REQUIRED WORK
Wherever the string "PARTICULARES" appears in a line, extract that line.

(Items from a dataset)
————————

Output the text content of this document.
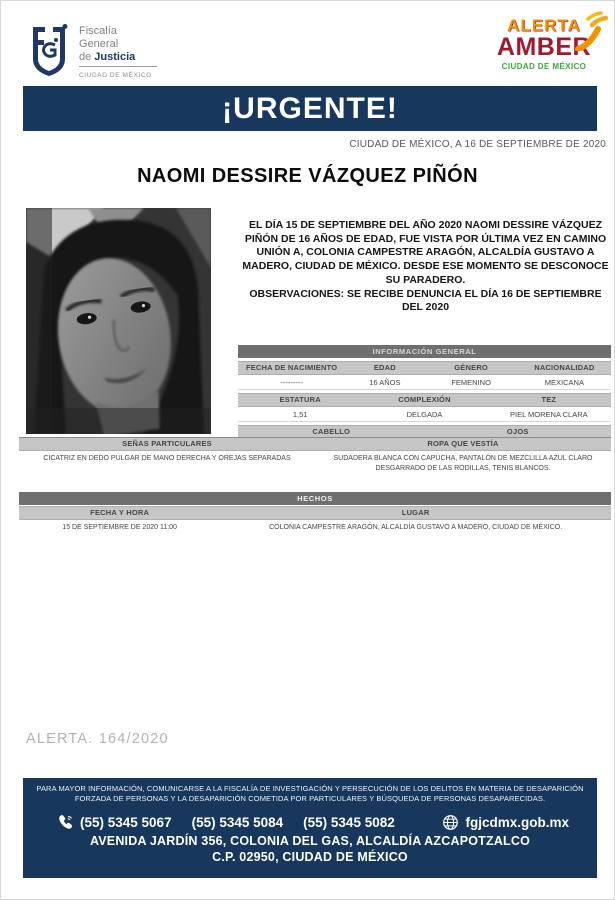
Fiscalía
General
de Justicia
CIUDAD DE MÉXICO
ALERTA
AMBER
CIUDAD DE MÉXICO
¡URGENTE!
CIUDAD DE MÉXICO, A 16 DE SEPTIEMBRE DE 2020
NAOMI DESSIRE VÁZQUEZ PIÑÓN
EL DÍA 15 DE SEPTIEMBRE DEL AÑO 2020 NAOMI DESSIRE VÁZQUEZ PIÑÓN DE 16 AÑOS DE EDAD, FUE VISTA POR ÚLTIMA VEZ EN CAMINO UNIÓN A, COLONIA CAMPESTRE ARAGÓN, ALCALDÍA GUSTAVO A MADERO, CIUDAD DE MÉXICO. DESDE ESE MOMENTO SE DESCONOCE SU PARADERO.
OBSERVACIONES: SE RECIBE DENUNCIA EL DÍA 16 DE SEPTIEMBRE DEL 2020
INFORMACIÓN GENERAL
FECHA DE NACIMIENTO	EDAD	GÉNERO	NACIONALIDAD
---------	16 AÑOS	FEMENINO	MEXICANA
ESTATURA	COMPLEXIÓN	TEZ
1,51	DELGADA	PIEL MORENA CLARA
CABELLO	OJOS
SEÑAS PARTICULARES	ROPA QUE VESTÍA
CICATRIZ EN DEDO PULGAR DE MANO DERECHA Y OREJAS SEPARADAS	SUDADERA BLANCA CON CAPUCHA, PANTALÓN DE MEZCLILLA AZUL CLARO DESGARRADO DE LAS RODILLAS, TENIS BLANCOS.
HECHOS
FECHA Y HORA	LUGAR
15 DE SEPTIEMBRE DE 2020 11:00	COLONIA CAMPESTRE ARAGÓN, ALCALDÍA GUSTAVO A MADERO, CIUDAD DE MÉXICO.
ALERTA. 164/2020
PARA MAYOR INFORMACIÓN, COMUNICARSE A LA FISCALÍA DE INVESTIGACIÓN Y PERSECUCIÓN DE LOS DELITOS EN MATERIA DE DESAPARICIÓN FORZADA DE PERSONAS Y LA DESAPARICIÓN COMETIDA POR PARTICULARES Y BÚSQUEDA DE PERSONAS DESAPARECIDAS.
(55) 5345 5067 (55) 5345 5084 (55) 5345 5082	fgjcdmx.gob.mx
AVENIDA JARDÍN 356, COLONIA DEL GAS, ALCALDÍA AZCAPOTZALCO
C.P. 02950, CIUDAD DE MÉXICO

————————

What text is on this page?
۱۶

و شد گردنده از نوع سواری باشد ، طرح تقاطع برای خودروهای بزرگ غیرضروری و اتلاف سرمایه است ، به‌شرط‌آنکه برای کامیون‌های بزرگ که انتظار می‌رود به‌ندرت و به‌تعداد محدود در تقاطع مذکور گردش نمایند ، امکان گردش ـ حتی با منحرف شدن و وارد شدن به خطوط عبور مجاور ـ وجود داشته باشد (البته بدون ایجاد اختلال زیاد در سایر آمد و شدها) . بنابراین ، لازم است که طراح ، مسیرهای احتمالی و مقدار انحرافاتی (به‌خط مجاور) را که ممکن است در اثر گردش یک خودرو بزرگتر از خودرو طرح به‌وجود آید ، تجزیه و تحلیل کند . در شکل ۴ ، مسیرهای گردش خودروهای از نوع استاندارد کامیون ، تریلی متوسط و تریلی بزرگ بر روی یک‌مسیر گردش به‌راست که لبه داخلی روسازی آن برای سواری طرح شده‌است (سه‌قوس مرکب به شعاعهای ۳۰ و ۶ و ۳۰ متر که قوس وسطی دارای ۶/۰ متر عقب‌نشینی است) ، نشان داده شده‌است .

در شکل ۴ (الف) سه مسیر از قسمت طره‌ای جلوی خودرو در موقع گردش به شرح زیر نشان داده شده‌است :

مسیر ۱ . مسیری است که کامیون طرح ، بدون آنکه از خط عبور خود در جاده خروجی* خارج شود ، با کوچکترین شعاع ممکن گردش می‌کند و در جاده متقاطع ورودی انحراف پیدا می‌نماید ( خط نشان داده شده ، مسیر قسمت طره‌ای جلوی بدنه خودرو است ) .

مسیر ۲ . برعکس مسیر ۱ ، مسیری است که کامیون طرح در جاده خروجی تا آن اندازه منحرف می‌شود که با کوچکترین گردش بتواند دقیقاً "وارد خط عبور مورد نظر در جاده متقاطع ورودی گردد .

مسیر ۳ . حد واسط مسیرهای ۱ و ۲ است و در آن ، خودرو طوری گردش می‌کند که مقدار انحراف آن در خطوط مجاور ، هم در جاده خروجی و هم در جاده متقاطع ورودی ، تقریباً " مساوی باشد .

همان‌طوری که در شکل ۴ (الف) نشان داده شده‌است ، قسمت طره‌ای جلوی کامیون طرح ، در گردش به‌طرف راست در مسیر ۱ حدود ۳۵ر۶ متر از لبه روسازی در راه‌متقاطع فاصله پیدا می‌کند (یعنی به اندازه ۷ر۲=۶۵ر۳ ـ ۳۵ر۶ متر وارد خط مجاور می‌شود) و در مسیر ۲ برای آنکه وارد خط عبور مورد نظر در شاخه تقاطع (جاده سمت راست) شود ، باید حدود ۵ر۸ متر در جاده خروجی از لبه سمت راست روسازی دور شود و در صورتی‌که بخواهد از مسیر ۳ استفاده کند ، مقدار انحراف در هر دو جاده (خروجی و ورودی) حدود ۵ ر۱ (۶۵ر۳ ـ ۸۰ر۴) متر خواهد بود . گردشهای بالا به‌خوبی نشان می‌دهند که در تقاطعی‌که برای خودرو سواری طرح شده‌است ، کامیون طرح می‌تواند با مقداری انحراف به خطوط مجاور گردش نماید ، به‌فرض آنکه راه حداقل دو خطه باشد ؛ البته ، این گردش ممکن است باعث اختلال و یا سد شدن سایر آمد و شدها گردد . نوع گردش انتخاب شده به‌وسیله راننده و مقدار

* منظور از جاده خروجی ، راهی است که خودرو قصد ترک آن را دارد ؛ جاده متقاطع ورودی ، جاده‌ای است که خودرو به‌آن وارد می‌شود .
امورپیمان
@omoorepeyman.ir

————————

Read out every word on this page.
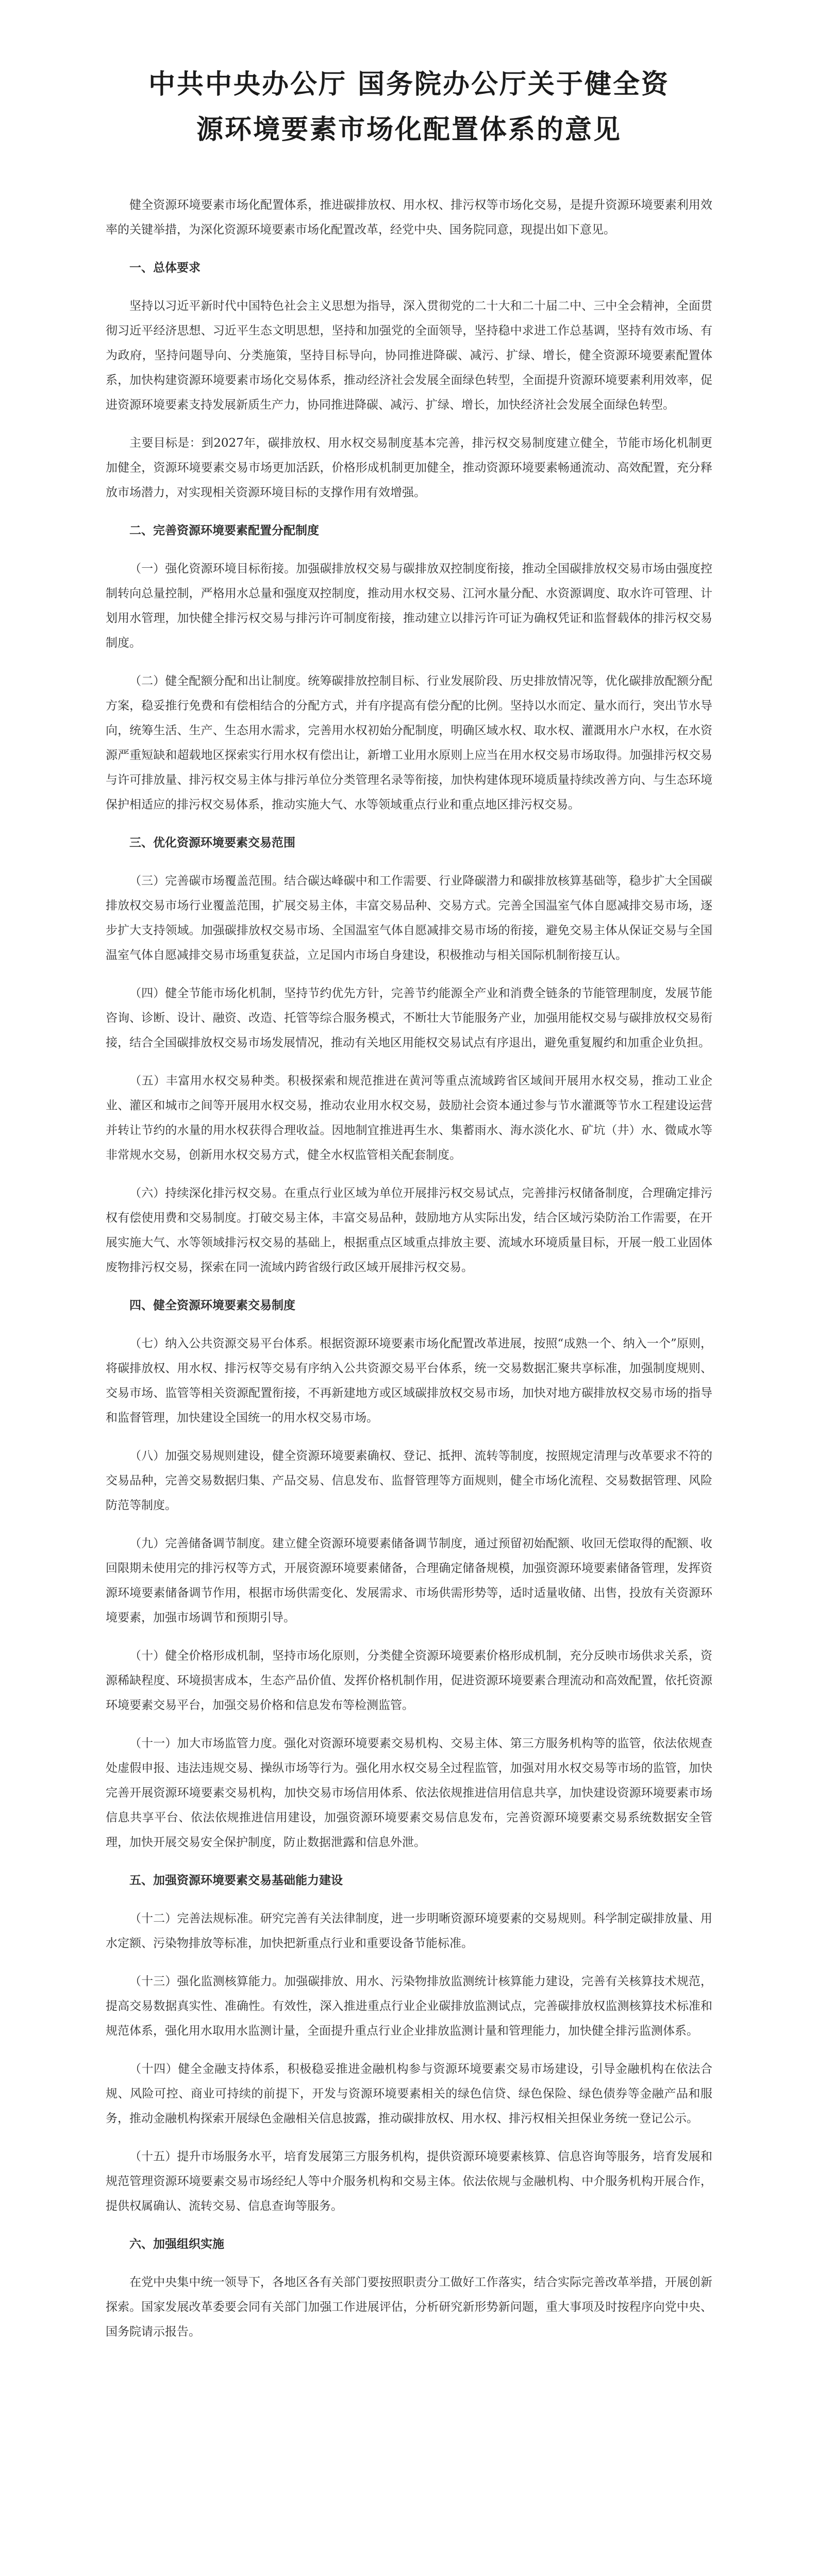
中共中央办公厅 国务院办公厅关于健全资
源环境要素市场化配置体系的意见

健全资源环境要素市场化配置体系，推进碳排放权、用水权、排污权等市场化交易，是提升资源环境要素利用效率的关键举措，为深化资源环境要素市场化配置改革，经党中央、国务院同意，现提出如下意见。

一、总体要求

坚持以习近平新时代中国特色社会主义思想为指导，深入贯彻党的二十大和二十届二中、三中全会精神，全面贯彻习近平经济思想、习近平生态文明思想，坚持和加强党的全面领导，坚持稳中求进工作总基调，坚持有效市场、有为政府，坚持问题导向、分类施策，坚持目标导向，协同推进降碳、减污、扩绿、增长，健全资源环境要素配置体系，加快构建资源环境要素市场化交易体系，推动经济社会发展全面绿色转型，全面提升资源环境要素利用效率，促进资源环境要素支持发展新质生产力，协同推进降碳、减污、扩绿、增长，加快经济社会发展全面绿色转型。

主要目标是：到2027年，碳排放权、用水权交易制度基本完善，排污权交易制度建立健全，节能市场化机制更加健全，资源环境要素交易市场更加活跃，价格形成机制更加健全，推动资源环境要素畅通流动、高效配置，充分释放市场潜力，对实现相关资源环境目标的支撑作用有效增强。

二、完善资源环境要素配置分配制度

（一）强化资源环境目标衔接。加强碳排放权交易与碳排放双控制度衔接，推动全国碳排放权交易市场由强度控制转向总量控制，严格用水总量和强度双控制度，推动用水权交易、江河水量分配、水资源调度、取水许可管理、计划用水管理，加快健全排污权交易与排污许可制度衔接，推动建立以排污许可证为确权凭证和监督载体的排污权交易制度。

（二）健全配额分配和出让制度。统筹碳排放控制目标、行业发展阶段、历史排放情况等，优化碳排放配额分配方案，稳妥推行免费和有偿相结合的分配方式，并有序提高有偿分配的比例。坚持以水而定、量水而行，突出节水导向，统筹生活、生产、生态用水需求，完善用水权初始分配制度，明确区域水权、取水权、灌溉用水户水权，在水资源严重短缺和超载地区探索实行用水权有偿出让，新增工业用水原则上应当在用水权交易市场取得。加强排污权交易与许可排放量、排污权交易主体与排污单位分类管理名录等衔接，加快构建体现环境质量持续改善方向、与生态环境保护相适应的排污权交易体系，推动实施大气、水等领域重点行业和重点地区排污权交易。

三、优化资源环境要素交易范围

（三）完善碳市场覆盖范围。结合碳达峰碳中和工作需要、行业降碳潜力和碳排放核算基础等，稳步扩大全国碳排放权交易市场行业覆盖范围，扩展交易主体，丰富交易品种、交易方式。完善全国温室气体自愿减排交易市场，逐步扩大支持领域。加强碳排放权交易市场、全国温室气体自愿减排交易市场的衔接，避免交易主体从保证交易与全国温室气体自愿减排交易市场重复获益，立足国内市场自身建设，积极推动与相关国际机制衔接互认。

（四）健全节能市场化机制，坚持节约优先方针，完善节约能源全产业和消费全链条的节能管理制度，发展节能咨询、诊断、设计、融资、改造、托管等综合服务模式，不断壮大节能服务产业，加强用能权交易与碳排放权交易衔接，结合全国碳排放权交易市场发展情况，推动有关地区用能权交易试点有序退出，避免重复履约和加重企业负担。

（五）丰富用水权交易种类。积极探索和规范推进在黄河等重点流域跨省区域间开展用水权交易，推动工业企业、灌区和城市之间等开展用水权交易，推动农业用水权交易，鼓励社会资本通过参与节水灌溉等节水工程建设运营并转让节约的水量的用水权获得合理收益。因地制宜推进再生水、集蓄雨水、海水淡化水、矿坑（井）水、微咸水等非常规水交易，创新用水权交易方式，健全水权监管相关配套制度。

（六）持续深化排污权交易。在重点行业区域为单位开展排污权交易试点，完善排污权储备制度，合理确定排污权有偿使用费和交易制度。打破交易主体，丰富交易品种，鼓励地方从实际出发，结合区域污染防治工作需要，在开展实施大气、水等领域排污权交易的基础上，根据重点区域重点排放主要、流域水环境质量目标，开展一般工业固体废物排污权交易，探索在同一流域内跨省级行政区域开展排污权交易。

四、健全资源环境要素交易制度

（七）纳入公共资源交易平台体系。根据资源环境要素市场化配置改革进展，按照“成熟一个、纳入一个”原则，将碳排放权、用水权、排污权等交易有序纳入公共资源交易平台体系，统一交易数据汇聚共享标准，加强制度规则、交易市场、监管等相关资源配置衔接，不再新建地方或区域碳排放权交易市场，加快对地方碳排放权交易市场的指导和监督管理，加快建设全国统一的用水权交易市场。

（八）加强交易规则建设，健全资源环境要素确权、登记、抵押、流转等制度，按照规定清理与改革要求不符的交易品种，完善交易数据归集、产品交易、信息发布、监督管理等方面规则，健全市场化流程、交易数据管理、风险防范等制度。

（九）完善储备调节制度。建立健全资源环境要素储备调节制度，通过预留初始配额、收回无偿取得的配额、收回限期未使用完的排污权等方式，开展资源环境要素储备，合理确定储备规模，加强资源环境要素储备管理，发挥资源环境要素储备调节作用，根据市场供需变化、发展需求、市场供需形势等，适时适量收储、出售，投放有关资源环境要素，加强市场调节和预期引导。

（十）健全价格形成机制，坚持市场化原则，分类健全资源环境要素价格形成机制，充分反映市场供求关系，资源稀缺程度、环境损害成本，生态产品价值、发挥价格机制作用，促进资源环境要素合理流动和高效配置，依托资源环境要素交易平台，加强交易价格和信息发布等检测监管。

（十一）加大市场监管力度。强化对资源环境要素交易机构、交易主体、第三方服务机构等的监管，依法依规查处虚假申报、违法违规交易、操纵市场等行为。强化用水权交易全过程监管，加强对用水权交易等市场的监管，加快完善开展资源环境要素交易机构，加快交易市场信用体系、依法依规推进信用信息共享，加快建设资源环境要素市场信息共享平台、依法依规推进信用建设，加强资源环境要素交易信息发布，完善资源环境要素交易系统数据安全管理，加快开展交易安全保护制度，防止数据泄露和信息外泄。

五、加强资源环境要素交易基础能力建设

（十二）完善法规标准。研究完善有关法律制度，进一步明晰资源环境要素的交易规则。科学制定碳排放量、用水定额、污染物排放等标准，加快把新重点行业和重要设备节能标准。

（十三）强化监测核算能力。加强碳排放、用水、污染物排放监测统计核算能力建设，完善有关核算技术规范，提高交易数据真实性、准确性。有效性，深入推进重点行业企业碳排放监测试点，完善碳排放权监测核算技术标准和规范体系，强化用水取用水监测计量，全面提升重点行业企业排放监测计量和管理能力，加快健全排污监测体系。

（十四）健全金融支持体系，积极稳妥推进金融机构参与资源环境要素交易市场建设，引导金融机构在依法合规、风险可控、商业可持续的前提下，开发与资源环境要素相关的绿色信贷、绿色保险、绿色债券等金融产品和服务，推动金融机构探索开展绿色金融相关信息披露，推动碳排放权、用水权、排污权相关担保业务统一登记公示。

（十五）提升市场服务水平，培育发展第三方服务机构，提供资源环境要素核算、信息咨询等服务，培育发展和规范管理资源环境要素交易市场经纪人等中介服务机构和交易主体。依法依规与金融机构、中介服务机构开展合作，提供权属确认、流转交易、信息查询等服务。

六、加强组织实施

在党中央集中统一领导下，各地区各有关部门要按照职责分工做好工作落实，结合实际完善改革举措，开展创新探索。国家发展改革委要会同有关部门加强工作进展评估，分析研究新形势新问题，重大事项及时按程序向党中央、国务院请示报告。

————————

RESPONSE TO THIS EXERCISE
SEÑAS PARTICULARES	ROPA QUE VESTÍA
PARA MAYOR INFORMACIÓN, COMUNICARSE A LA FISCALÍA DE INVESTIGACIÓN Y PERSECUCIÓN DE LOS DELITOS EN MATERIA DE DESAPARICIÓN FORZADA DE PERSONAS Y LA DESAPARICIÓN COMETIDA POR PARTICULARES Y BÚSQUEDA DE PERSONAS DESAPARECIDAS.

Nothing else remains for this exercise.